Task:
Count every line below that contains "活血化瘀的治疗方法", then state the total with no other output.

[start of Supplied entries]

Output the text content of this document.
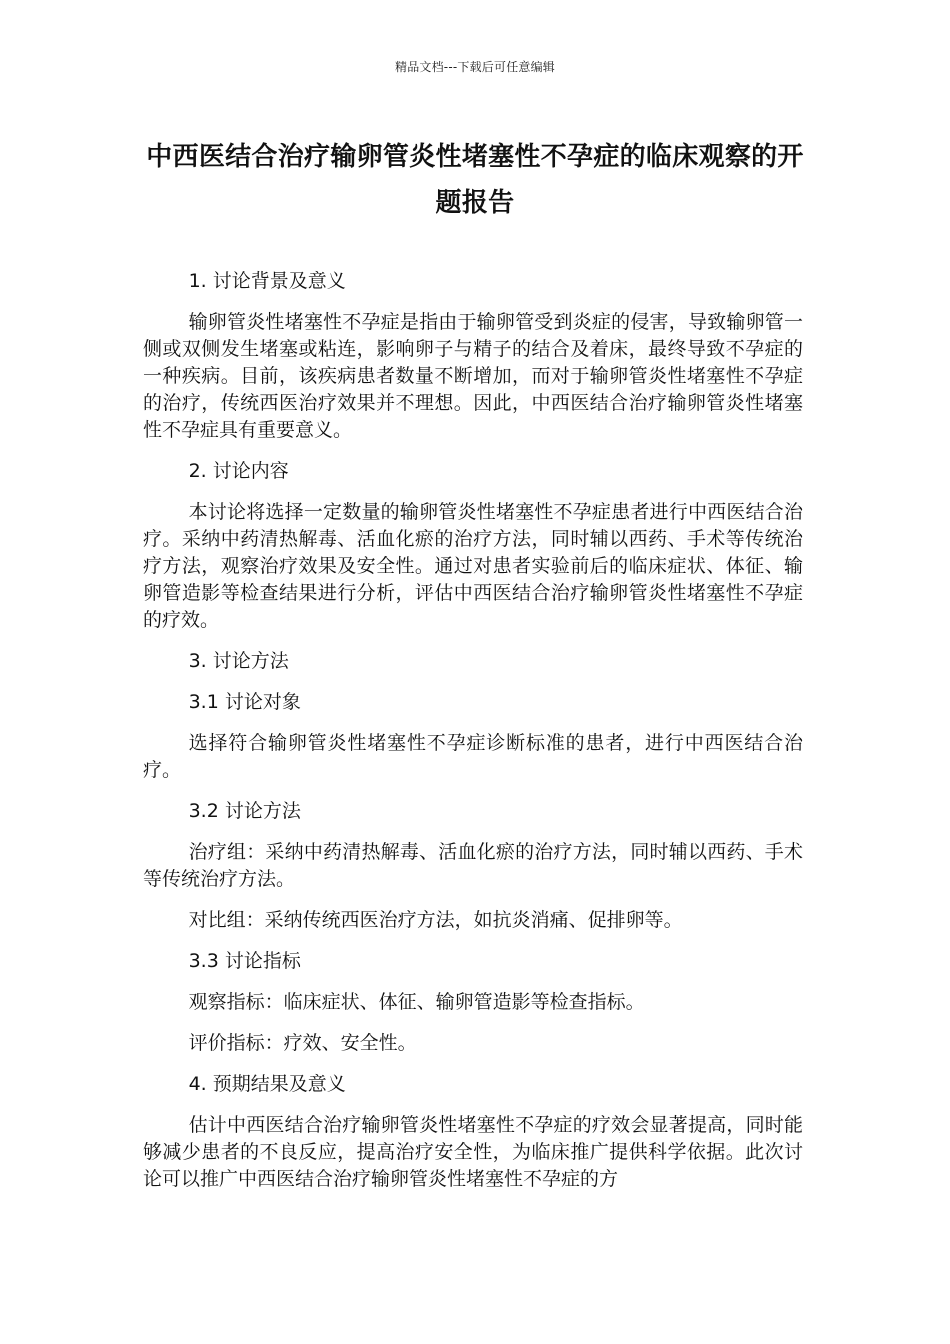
精品文档---下载后可任意编辑
中西医结合治疗输卵管炎性堵塞性不孕症的临床观察的开题报告

1. 讨论背景及意义

输卵管炎性堵塞性不孕症是指由于输卵管受到炎症的侵害，导致输卵管一侧或双侧发生堵塞或粘连，影响卵子与精子的结合及着床，最终导致不孕症的一种疾病。目前，该疾病患者数量不断增加，而对于输卵管炎性堵塞性不孕症的治疗，传统西医治疗效果并不理想。因此，中西医结合治疗输卵管炎性堵塞性不孕症具有重要意义。

2. 讨论内容

本讨论将选择一定数量的输卵管炎性堵塞性不孕症患者进行中西医结合治疗。采纳中药清热解毒、活血化瘀的治疗方法，同时辅以西药、手术等传统治疗方法，观察治疗效果及安全性。通过对患者实验前后的临床症状、体征、输卵管造影等检查结果进行分析，评估中西医结合治疗输卵管炎性堵塞性不孕症的疗效。

3. 讨论方法

3.1 讨论对象

选择符合输卵管炎性堵塞性不孕症诊断标准的患者，进行中西医结合治疗。

3.2 讨论方法

治疗组：采纳中药清热解毒、活血化瘀的治疗方法，同时辅以西药、手术等传统治疗方法。

对比组：采纳传统西医治疗方法，如抗炎消痛、促排卵等。

3.3 讨论指标

观察指标：临床症状、体征、输卵管造影等检查指标。

评价指标：疗效、安全性。

4. 预期结果及意义

估计中西医结合治疗输卵管炎性堵塞性不孕症的疗效会显著提高，同时能够减少患者的不良反应，提高治疗安全性，为临床推广提供科学依据。此次讨论可以推广中西医结合治疗输卵管炎性堵塞性不孕症的方
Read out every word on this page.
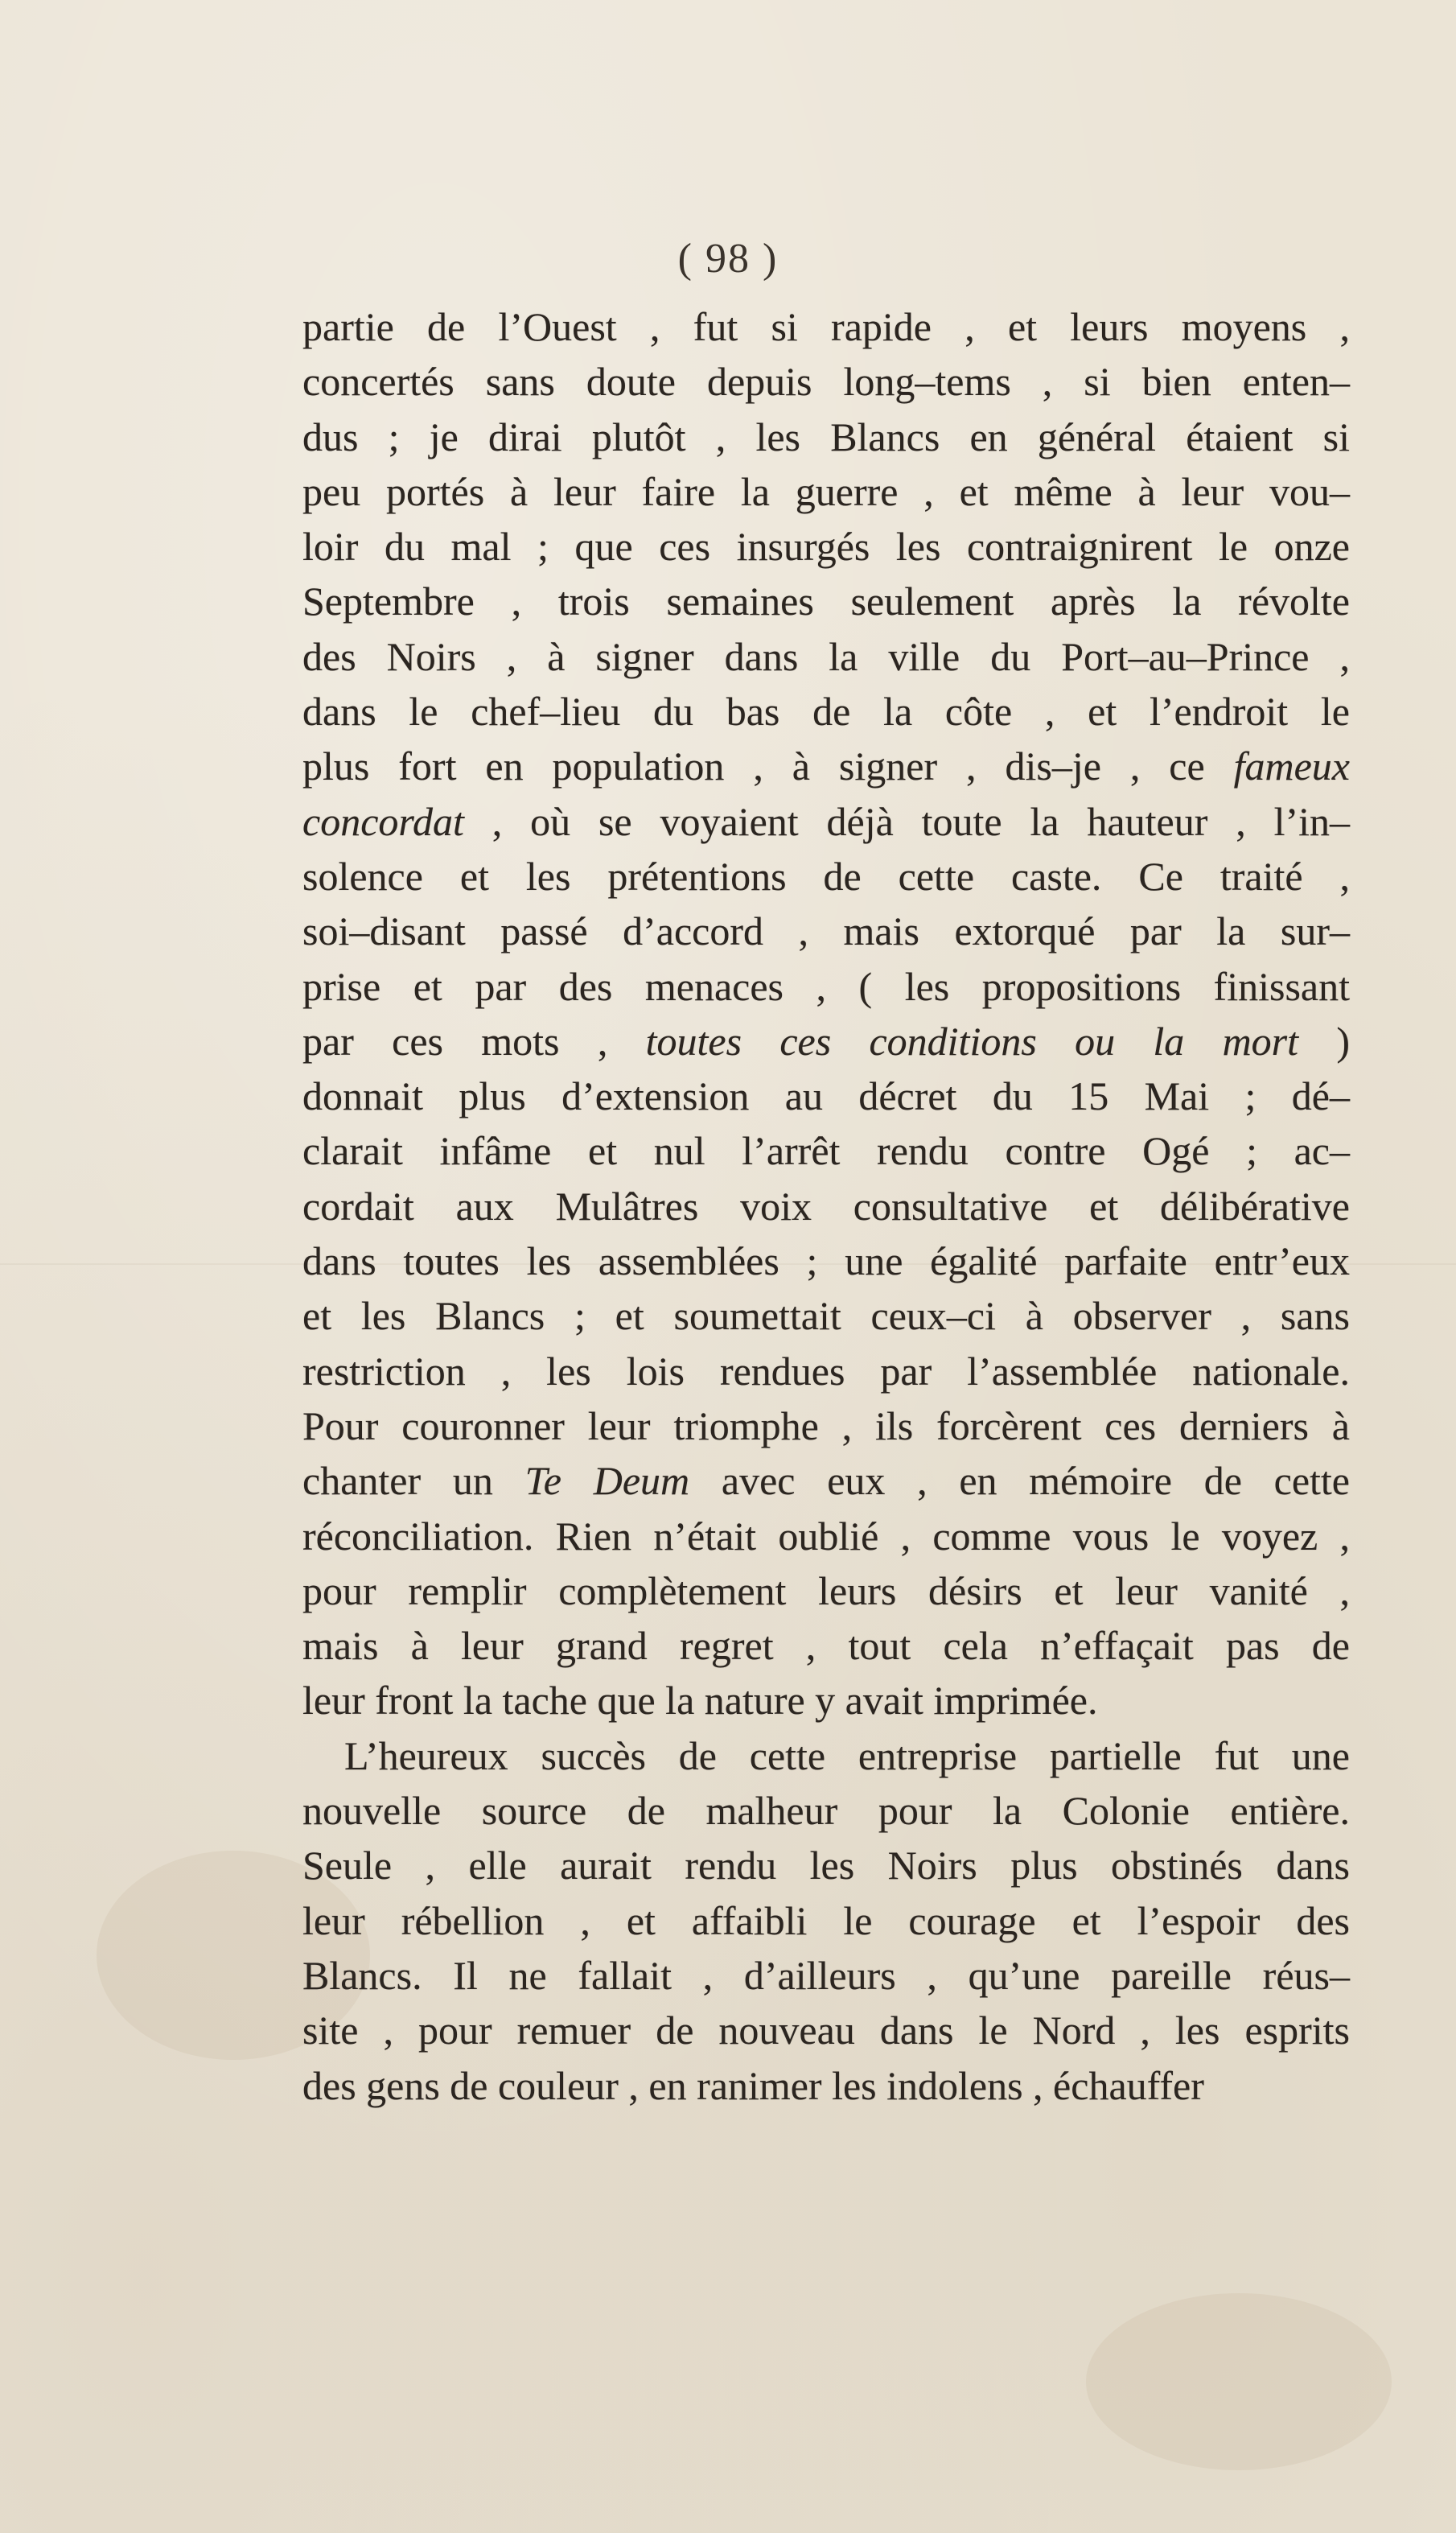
( 98 )
partie de l’Ouest , fut si rapide , et leurs moyens ,
concertés sans doute depuis long–tems , si bien enten–
dus ; je dirai plutôt , les Blancs en général étaient si
peu portés à leur faire la guerre , et même à leur vou–
loir du mal ; que ces insurgés les contraignirent le onze
Septembre , trois semaines seulement après la révolte
des Noirs , à signer dans la ville du Port–au–Prince ,
dans le chef–lieu du bas de la côte , et l’endroit le
plus fort en population , à signer , dis–je , ce fameux
concordat , où se voyaient déjà toute la hauteur , l’in–
solence et les prétentions de cette caste. Ce traité ,
soi–disant passé d’accord , mais extorqué par la sur–
prise et par des menaces , ( les propositions finissant
par ces mots , toutes ces conditions ou la mort )
donnait plus d’extension au décret du 15 Mai ; dé–
clarait infâme et nul l’arrêt rendu contre Ogé ; ac–
cordait aux Mulâtres voix consultative et délibérative
dans toutes les assemblées ; une égalité parfaite entr’eux
et les Blancs ; et soumettait ceux–ci à observer , sans
restriction , les lois rendues par l’assemblée nationale.
Pour couronner leur triomphe , ils forcèrent ces derniers à
chanter un Te Deum avec eux , en mémoire de cette
réconciliation. Rien n’était oublié , comme vous le voyez ,
pour remplir complètement leurs désirs et leur vanité ,
mais à leur grand regret , tout cela n’effaçait pas de
leur front la tache que la nature y avait imprimée.
L’heureux succès de cette entreprise partielle fut une
nouvelle source de malheur pour la Colonie entière.
Seule , elle aurait rendu les Noirs plus obstinés dans
leur rébellion , et affaibli le courage et l’espoir des
Blancs. Il ne fallait , d’ailleurs , qu’une pareille réus–
site , pour remuer de nouveau dans le Nord , les esprits
des gens de couleur , en ranimer les indolens , échauffer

[end of Supplied entries]

Expected output:
2